- _EXERCISE AIM_
Can you return the data verbatim, from its first line through the line containing "- series-line-1: [70, 163, 840, 242]", with both of those lines included?

- _DATA ENTRIES_
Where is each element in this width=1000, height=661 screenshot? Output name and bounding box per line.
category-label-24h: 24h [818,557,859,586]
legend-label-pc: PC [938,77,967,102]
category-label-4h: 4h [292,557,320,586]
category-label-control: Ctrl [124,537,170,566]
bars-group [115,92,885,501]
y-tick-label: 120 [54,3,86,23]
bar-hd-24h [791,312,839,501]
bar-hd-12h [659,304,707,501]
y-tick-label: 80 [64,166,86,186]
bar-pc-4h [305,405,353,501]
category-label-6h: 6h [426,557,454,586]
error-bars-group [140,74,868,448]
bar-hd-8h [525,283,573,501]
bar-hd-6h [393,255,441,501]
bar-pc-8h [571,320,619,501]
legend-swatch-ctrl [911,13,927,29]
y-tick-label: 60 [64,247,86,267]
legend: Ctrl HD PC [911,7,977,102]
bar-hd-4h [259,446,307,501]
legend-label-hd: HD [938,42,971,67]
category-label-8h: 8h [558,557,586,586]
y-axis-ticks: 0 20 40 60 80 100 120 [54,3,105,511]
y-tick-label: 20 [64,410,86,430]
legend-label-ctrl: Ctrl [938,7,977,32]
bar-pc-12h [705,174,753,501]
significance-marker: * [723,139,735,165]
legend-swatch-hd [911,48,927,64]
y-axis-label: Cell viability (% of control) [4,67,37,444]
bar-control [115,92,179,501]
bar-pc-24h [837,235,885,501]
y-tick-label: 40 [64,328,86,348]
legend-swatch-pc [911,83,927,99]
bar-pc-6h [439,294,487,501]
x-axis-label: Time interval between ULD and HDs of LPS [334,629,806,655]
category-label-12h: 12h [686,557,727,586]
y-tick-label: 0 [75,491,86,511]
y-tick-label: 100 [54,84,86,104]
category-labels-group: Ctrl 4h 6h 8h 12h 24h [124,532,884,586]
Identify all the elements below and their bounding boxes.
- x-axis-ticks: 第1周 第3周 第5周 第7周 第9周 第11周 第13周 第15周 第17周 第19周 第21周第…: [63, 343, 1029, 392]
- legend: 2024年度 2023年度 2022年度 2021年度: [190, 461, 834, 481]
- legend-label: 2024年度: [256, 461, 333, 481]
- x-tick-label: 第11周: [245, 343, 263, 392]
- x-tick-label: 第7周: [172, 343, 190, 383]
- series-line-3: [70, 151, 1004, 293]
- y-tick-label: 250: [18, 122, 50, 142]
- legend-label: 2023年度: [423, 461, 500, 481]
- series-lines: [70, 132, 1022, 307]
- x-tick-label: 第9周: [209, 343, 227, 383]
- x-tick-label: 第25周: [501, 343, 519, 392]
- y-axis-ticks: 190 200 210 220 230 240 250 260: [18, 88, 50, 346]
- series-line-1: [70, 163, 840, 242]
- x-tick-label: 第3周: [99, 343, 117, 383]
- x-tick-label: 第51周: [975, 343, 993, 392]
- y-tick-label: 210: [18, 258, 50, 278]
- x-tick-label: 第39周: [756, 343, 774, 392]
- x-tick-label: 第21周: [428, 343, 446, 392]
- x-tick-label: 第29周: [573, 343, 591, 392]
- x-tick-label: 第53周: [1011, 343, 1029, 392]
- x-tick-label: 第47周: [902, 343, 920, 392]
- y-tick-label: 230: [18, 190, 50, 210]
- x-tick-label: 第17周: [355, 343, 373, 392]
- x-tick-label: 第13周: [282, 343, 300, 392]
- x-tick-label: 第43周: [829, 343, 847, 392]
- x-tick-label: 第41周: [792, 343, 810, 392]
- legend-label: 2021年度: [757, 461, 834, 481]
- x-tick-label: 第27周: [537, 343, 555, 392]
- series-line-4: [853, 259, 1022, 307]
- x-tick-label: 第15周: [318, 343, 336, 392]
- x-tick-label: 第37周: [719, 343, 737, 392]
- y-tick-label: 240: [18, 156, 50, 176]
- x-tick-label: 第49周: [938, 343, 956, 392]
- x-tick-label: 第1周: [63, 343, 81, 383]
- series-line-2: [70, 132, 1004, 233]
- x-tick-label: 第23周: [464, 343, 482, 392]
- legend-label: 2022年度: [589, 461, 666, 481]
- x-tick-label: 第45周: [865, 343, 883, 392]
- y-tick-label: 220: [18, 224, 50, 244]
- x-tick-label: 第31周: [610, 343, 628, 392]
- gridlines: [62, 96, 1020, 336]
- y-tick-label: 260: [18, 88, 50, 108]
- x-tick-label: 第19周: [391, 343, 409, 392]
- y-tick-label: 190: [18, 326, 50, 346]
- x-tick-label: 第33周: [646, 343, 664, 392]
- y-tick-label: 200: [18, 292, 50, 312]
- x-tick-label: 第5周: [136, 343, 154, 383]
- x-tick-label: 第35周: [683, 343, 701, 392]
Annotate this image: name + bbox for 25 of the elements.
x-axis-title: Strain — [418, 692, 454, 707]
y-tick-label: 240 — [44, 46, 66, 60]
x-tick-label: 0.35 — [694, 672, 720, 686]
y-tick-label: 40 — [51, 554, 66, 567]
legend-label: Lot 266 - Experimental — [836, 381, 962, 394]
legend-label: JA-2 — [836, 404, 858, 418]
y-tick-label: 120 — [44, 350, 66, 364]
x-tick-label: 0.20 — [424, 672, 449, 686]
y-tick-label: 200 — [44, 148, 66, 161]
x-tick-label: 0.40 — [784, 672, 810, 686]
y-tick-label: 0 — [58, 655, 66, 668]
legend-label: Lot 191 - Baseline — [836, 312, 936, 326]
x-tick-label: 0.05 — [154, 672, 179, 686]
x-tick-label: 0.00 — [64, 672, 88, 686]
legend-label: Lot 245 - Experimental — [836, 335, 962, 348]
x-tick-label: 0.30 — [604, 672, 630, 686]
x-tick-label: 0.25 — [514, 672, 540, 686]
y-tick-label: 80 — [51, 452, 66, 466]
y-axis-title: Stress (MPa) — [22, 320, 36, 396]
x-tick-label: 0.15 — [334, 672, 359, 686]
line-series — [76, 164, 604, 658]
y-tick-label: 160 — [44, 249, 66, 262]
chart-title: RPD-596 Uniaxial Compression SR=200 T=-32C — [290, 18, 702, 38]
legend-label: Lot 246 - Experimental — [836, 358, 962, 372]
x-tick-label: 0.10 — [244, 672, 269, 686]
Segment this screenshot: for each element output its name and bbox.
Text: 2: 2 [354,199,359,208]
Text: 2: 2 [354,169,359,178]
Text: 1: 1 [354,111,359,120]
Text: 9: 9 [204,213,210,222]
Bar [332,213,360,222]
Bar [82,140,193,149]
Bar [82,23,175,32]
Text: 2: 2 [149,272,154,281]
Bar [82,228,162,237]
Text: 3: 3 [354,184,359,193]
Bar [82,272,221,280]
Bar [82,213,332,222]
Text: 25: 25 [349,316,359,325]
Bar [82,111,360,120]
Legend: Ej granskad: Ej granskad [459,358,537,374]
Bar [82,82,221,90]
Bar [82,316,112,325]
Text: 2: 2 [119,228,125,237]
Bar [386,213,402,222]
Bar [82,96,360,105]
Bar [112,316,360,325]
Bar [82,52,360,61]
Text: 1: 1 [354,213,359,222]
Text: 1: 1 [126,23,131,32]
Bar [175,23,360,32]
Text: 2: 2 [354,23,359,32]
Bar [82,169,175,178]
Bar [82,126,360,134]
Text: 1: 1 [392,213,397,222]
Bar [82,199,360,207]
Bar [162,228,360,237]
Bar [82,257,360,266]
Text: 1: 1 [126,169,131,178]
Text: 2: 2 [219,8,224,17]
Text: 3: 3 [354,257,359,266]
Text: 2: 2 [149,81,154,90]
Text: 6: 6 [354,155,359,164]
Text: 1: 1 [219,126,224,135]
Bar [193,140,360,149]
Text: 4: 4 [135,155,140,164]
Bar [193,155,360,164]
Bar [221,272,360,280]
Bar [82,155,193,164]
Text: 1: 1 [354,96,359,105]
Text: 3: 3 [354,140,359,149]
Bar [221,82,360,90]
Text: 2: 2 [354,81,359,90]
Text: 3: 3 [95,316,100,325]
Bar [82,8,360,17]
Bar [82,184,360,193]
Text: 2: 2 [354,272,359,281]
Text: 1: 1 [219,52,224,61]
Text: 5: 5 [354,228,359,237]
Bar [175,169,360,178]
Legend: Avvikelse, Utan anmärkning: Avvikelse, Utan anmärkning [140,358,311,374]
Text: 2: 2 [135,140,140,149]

- _SOLUTION FOR THIS EXERCISE_
Where is each element in this width=1000, height=661 screenshot? Output name and bounding box per line.
category-label-24h: 24h [818,557,859,586]
legend-label-pc: PC [938,77,967,102]
category-label-4h: 4h [292,557,320,586]
category-label-control: Ctrl [124,537,170,566]
bars-group [115,92,885,501]
y-tick-label: 120 [54,3,86,23]
bar-hd-24h [791,312,839,501]
bar-hd-12h [659,304,707,501]
y-tick-label: 80 [64,166,86,186]
bar-pc-4h [305,405,353,501]
category-label-6h: 6h [426,557,454,586]
error-bars-group [140,74,868,448]
bar-hd-8h [525,283,573,501]
bar-hd-6h [393,255,441,501]
bar-pc-8h [571,320,619,501]
legend-swatch-ctrl [911,13,927,29]
y-tick-label: 60 [64,247,86,267]
legend: Ctrl HD PC [911,7,977,102]
bar-hd-4h [259,446,307,501]
legend-label-hd: HD [938,42,971,67]
category-label-8h: 8h [558,557,586,586]
y-axis-ticks: 0 20 40 60 80 100 120 [54,3,105,511]
y-tick-label: 20 [64,410,86,430]
legend-label-ctrl: Ctrl [938,7,977,32]
bar-pc-12h [705,174,753,501]
significance-marker: * [723,139,735,165]
legend-swatch-hd [911,48,927,64]
y-axis-label: Cell viability (% of control) [4,67,37,444]
bar-control [115,92,179,501]
bar-pc-24h [837,235,885,501]
y-tick-label: 40 [64,328,86,348]
legend-swatch-pc [911,83,927,99]
bar-pc-6h [439,294,487,501]
x-axis-label: Time interval between ULD and HDs of LPS [334,629,806,655]
category-label-12h: 12h [686,557,727,586]
y-tick-label: 0 [75,491,86,511]
y-tick-label: 100 [54,84,86,104]
category-labels-group: Ctrl 4h 6h 8h 12h 24h [124,532,884,586]
Identify all the elements below and their bounding boxes.
- x-axis-ticks: 第1周 第3周 第5周 第7周 第9周 第11周 第13周 第15周 第17周 第19周 第21周第…: [63, 343, 1029, 392]
- legend: 2024年度 2023年度 2022年度 2021年度: [190, 461, 834, 481]
- legend-label: 2024年度: [256, 461, 333, 481]
- x-tick-label: 第11周: [245, 343, 263, 392]
- x-tick-label: 第7周: [172, 343, 190, 383]
- series-line-3: [70, 151, 1004, 293]
- y-tick-label: 250: [18, 122, 50, 142]
- legend-label: 2023年度: [423, 461, 500, 481]
- series-lines: [70, 132, 1022, 307]
- x-tick-label: 第9周: [209, 343, 227, 383]
- x-tick-label: 第25周: [501, 343, 519, 392]
- y-axis-ticks: 190 200 210 220 230 240 250 260: [18, 88, 50, 346]
- series-line-1: [70, 163, 840, 242]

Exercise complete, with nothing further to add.